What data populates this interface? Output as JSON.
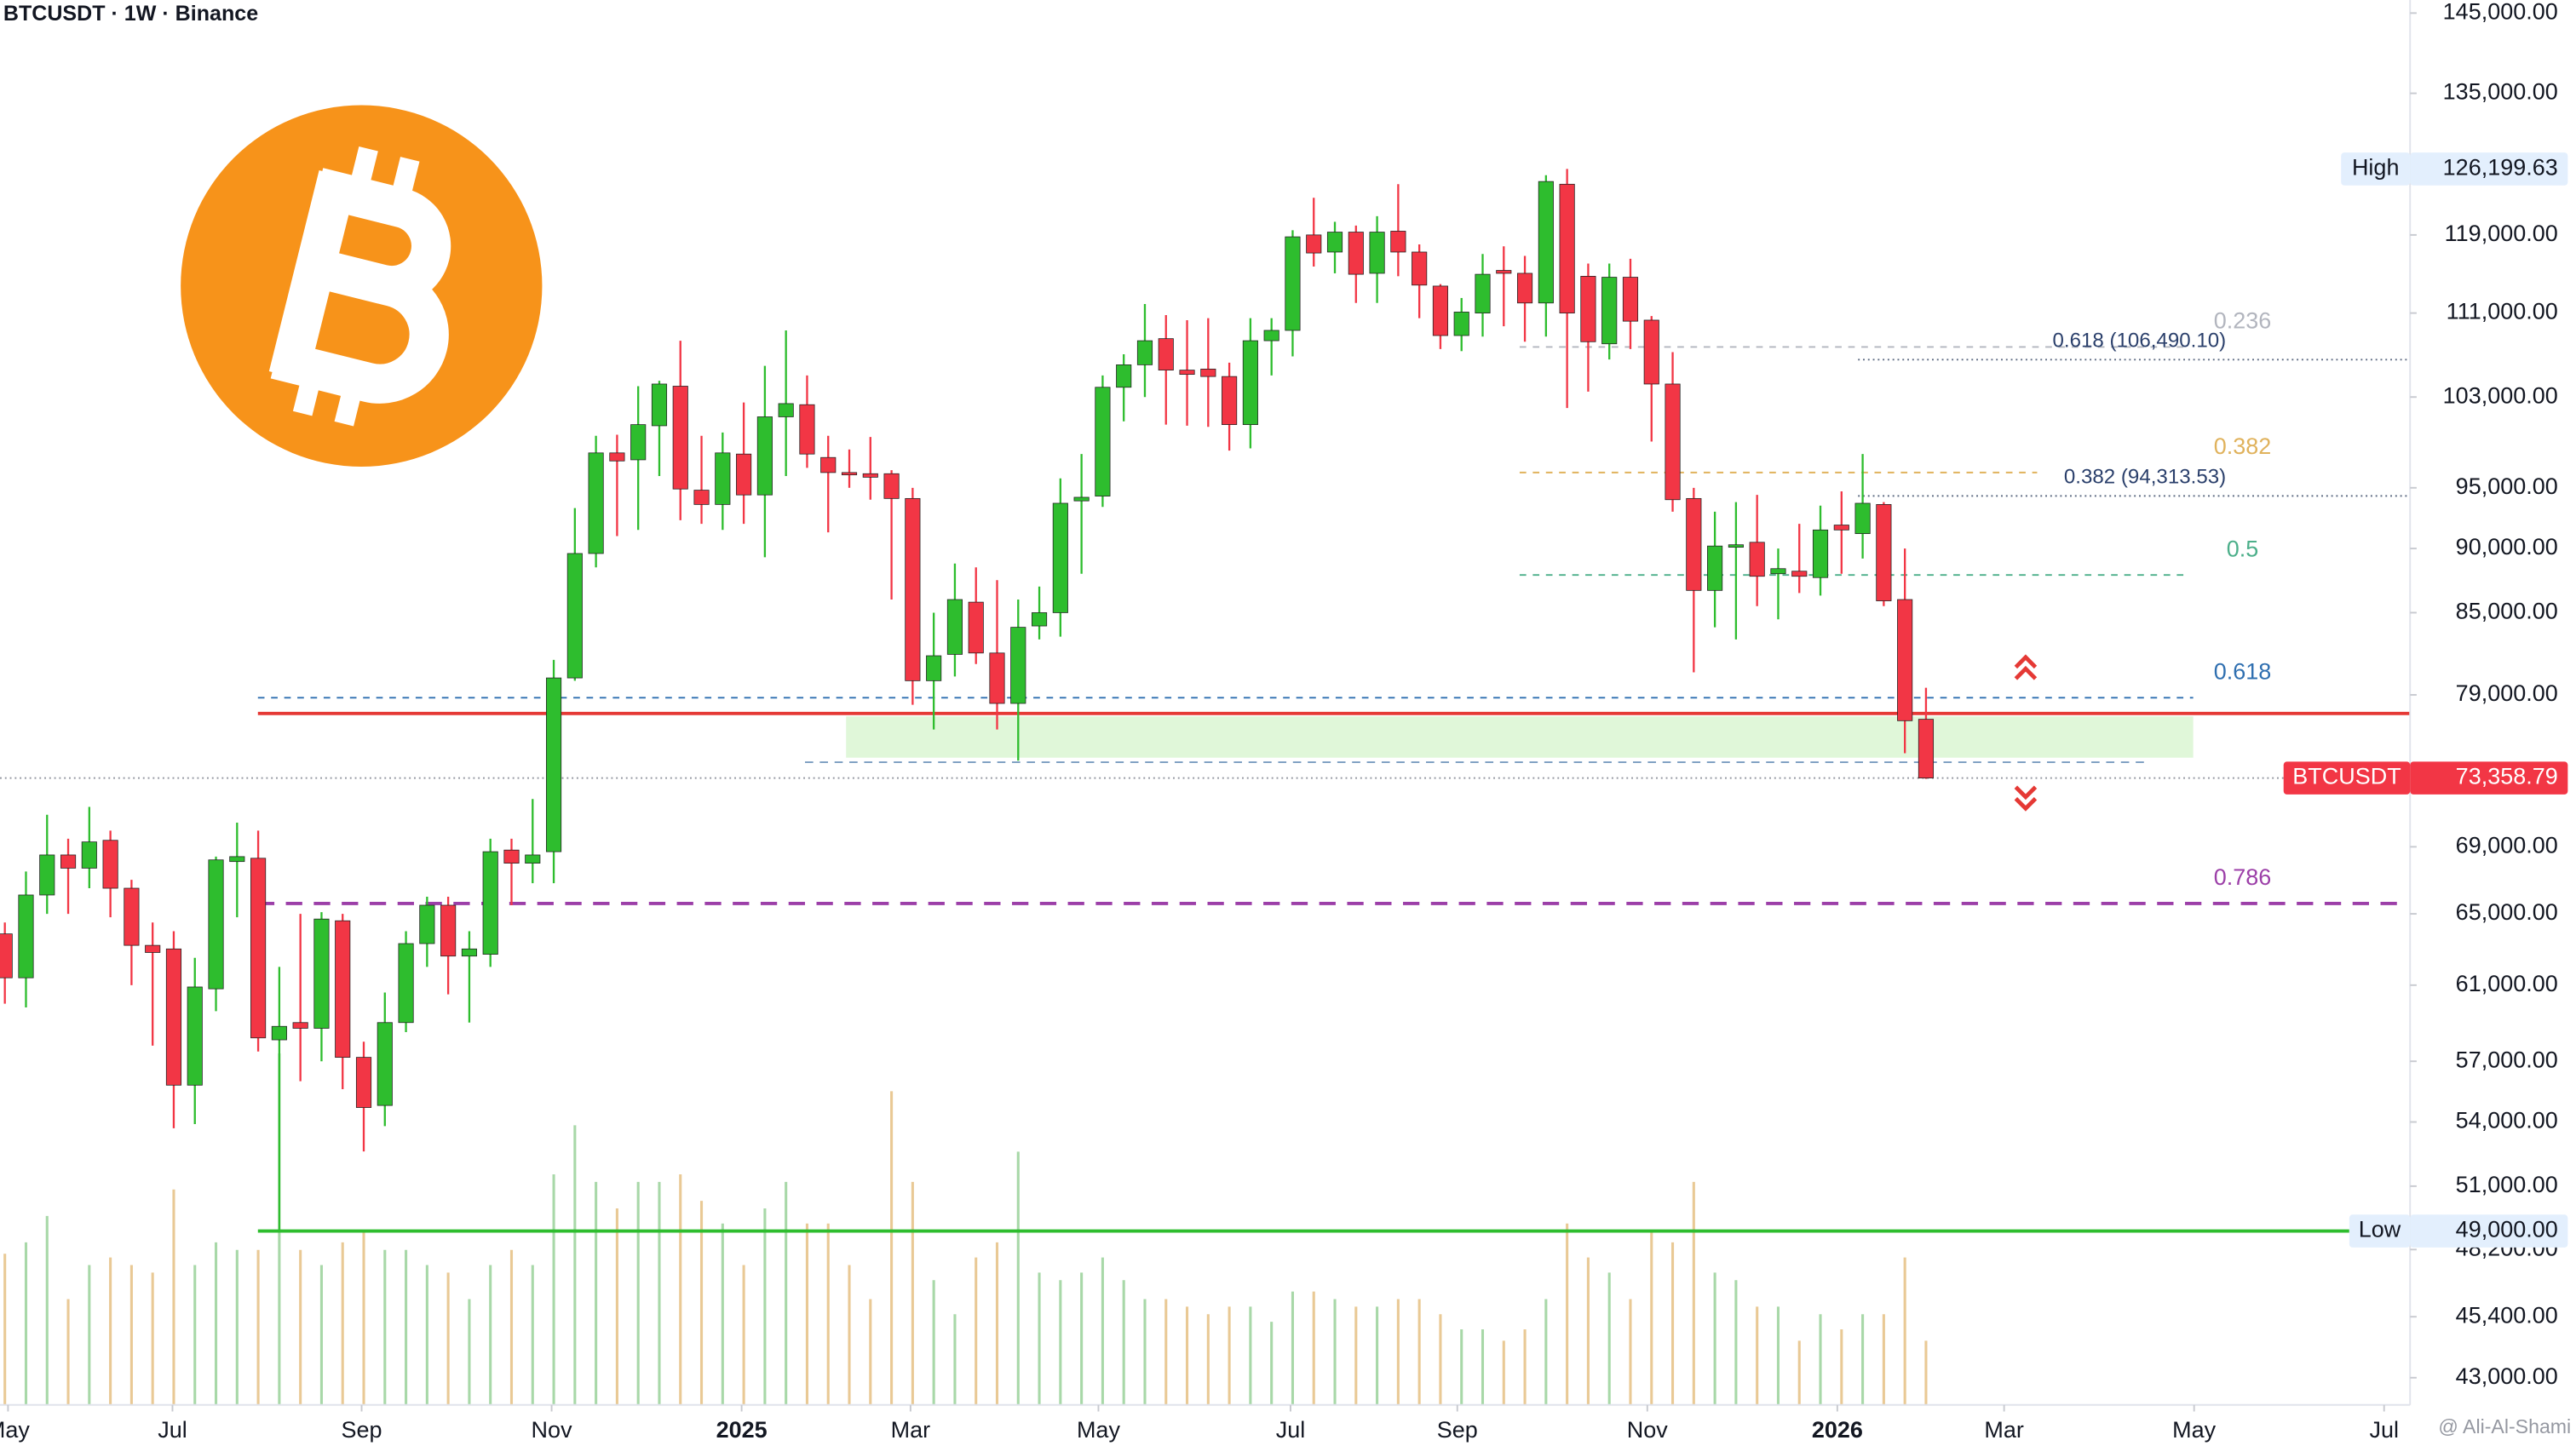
{
  "chart_data": {
    "type": "candlestick",
    "title": "BTCUSDT · 1W · Binance",
    "watermark": "@ Ali-Al-Shami",
    "log_scale": true,
    "up_color": "#2ebd2e",
    "down_color": "#f23645",
    "volume_up_color": "#a8d8a8",
    "volume_down_color": "#e9c995",
    "categories": [
      null,
      null,
      null,
      null,
      null,
      null,
      null,
      null,
      null,
      null,
      null,
      null,
      null,
      null,
      null,
      null,
      null,
      null,
      null,
      null,
      null,
      null,
      null,
      null,
      null,
      null,
      null,
      null,
      null,
      null,
      null,
      null,
      null,
      null,
      null,
      null,
      null,
      null,
      null,
      null,
      null,
      null,
      null,
      null,
      null,
      null,
      null,
      null,
      null,
      null,
      null,
      null,
      null,
      null,
      null,
      null,
      null,
      null,
      null,
      null,
      null,
      null,
      null,
      null,
      null,
      null,
      null,
      null,
      null,
      null,
      null,
      null,
      null,
      null,
      null,
      null,
      null,
      null,
      null,
      null,
      null,
      null,
      null,
      null,
      null,
      null,
      null,
      null,
      null,
      null,
      null,
      null
    ],
    "open": [
      63850,
      61400,
      66100,
      68500,
      67700,
      69400,
      66500,
      63200,
      63000,
      55800,
      60800,
      68100,
      68300,
      58100,
      59000,
      58700,
      64600,
      57200,
      54800,
      59000,
      63300,
      65500,
      62600,
      62700,
      68800,
      68000,
      68700,
      80200,
      89600,
      98000,
      97400,
      100400,
      104000,
      94800,
      93600,
      97900,
      94400,
      101200,
      102300,
      97600,
      96300,
      96200,
      96200,
      94100,
      80000,
      81900,
      85800,
      82000,
      78400,
      84000,
      85000,
      93900,
      94300,
      103900,
      106000,
      108500,
      105500,
      105600,
      104900,
      100500,
      108300,
      109300,
      119000,
      117200,
      119300,
      115000,
      119400,
      117200,
      113700,
      108800,
      111000,
      115300,
      115000,
      112000,
      124500,
      114700,
      108000,
      114600,
      110300,
      104200,
      94100,
      86700,
      90100,
      90500,
      88000,
      88200,
      87700,
      91900,
      91200,
      93600,
      86000,
      77300
    ],
    "high": [
      64500,
      67500,
      71000,
      69500,
      71500,
      70000,
      67000,
      64500,
      64000,
      62500,
      68400,
      70500,
      70000,
      62000,
      65000,
      65100,
      65000,
      58000,
      60600,
      64000,
      66000,
      66000,
      64000,
      69500,
      69500,
      72000,
      81500,
      93300,
      99500,
      99600,
      104000,
      104500,
      108300,
      99500,
      99800,
      102500,
      105900,
      109300,
      105000,
      99500,
      98300,
      99400,
      96500,
      95000,
      85000,
      88800,
      88500,
      87500,
      86000,
      87000,
      95800,
      97900,
      105000,
      107000,
      111900,
      110800,
      110300,
      110500,
      106200,
      110500,
      110500,
      119500,
      123000,
      120400,
      120000,
      121000,
      124500,
      118000,
      113900,
      112500,
      117000,
      117800,
      116800,
      125500,
      126199.63,
      116000,
      116000,
      116500,
      110700,
      107200,
      95000,
      93000,
      93800,
      94400,
      90000,
      92000,
      93500,
      94700,
      97900,
      93800,
      90000,
      79500
    ],
    "low": [
      60000,
      59800,
      65000,
      65000,
      66500,
      64800,
      61000,
      57800,
      53700,
      53900,
      59600,
      64800,
      57500,
      49000,
      56000,
      57000,
      55600,
      52600,
      53800,
      58500,
      62000,
      60500,
      59000,
      62000,
      65500,
      66800,
      66800,
      80000,
      88500,
      91000,
      91500,
      96000,
      92300,
      92000,
      91500,
      92000,
      89300,
      96000,
      96700,
      91300,
      95000,
      94000,
      86000,
      78300,
      76600,
      80300,
      81200,
      76600,
      74500,
      83000,
      83200,
      88000,
      93400,
      100800,
      103000,
      100500,
      100400,
      100300,
      98200,
      98400,
      105000,
      106800,
      115700,
      115000,
      112000,
      112000,
      114700,
      110500,
      107500,
      107300,
      108700,
      109700,
      108200,
      108700,
      102000,
      103500,
      106500,
      107500,
      99000,
      93000,
      80600,
      83900,
      83000,
      85500,
      84500,
      86500,
      86300,
      88000,
      89200,
      85500,
      75000,
      73300
    ],
    "close": [
      61400,
      66100,
      68500,
      67700,
      69300,
      66500,
      63200,
      62800,
      55800,
      60900,
      68200,
      68400,
      58200,
      58800,
      58700,
      64700,
      57200,
      54700,
      59000,
      63300,
      65500,
      62600,
      63000,
      68700,
      68000,
      68500,
      80200,
      89600,
      98000,
      97300,
      100500,
      104200,
      94900,
      93600,
      98000,
      94400,
      101200,
      102400,
      97900,
      96300,
      96100,
      95900,
      94100,
      80000,
      81800,
      86000,
      82000,
      78400,
      83900,
      85000,
      93700,
      94200,
      103900,
      106000,
      108300,
      105500,
      105100,
      104900,
      100500,
      108300,
      109300,
      118800,
      117100,
      119300,
      114900,
      119300,
      117200,
      113800,
      108800,
      111100,
      114900,
      115000,
      112000,
      124800,
      111000,
      108200,
      114600,
      110200,
      104200,
      94000,
      86700,
      90200,
      90300,
      87800,
      88400,
      87800,
      91500,
      91500,
      93700,
      85900,
      77200,
      73358.79
    ],
    "volume": [
      40,
      43,
      50,
      28,
      37,
      39,
      37,
      35,
      57,
      37,
      43,
      41,
      41,
      93,
      41,
      37,
      43,
      46,
      41,
      41,
      37,
      35,
      28,
      37,
      41,
      37,
      61,
      74,
      59,
      52,
      59,
      59,
      61,
      54,
      48,
      37,
      52,
      59,
      48,
      48,
      37,
      28,
      83,
      59,
      33,
      24,
      39,
      43,
      67,
      35,
      33,
      35,
      39,
      33,
      28,
      28,
      26,
      24,
      26,
      26,
      22,
      30,
      30,
      28,
      26,
      26,
      28,
      28,
      24,
      20,
      20,
      17,
      20,
      28,
      48,
      39,
      35,
      28,
      46,
      43,
      59,
      35,
      33,
      26,
      26,
      17,
      24,
      20,
      24,
      24,
      39,
      17
    ],
    "vlim": [
      0,
      100
    ],
    "xlim": [
      -0.23,
      113.93
    ],
    "xticks": [
      {
        "value": 0.15,
        "label": "May"
      },
      {
        "value": 7.94,
        "label": "Jul"
      },
      {
        "value": 16.9,
        "label": "Sep"
      },
      {
        "value": 25.9,
        "label": "Nov"
      },
      {
        "value": 34.9,
        "label": "2025"
      },
      {
        "value": 42.9,
        "label": "Mar"
      },
      {
        "value": 51.8,
        "label": "May"
      },
      {
        "value": 60.9,
        "label": "Jul"
      },
      {
        "value": 68.8,
        "label": "Sep"
      },
      {
        "value": 77.8,
        "label": "Nov"
      },
      {
        "value": 86.8,
        "label": "2026"
      },
      {
        "value": 94.7,
        "label": "Mar"
      },
      {
        "value": 103.7,
        "label": "May"
      },
      {
        "value": 112.7,
        "label": "Jul"
      }
    ],
    "ylim": [
      41970,
      146700
    ],
    "yticks": [
      {
        "value": 145000,
        "label": "145,000.00"
      },
      {
        "value": 135000,
        "label": "135,000.00"
      },
      {
        "value": 119000,
        "label": "119,000.00"
      },
      {
        "value": 111000,
        "label": "111,000.00"
      },
      {
        "value": 103000,
        "label": "103,000.00"
      },
      {
        "value": 95000,
        "label": "95,000.00"
      },
      {
        "value": 90000,
        "label": "90,000.00"
      },
      {
        "value": 85000,
        "label": "85,000.00"
      },
      {
        "value": 79000,
        "label": "79,000.00"
      },
      {
        "value": 69000,
        "label": "69,000.00"
      },
      {
        "value": 65000,
        "label": "65,000.00"
      },
      {
        "value": 61000,
        "label": "61,000.00"
      },
      {
        "value": 57000,
        "label": "57,000.00"
      },
      {
        "value": 54000,
        "label": "54,000.00"
      },
      {
        "value": 51000,
        "label": "51,000.00"
      },
      {
        "value": 48200,
        "label": "48,200.00"
      },
      {
        "value": 45400,
        "label": "45,400.00"
      },
      {
        "value": 43000,
        "label": "43,000.00"
      }
    ],
    "fib_levels": [
      {
        "ratio": 0.236,
        "price": 107700,
        "color": "#b2b5be"
      },
      {
        "ratio": 0.382,
        "price": 96300,
        "color": "#e0b25c"
      },
      {
        "ratio": 0.5,
        "price": 87900,
        "color": "#4caf8a"
      },
      {
        "ratio": 0.618,
        "price": 78800,
        "color": "#2f6fb0"
      },
      {
        "ratio": 0.786,
        "price": 65600,
        "color": "#9c3fa8"
      }
    ],
    "fib_annotations": [
      {
        "label": "0.618 (106,490.10)",
        "price": 106490.1
      },
      {
        "label": "0.382 (94,313.53)",
        "price": 94313.53
      }
    ],
    "resistance_line": {
      "price": 77700,
      "color": "#e53935"
    },
    "support_zone": {
      "low": 74700,
      "high": 77500,
      "color": "#d8f5d0"
    },
    "support_dash": {
      "price": 74400,
      "color": "#7a9cc0"
    },
    "high_marker": {
      "label": "High",
      "value": 126199.63,
      "value_label": "126,199.63"
    },
    "low_marker": {
      "label": "Low",
      "value": 49000,
      "value_label": "49,000.00",
      "color": "#2ebd2e"
    },
    "last_price": {
      "label": "BTCUSDT",
      "value": 73358.79,
      "value_label": "73,358.79",
      "color": "#f23645"
    }
  }
}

══════

Scan the material above for the string "ratio" and return the lines that hold it.

        "ratio": 0.236,
        "ratio": 0.382,
        "ratio": 0.5,
        "ratio": 0.618,
        "ratio": 0.786,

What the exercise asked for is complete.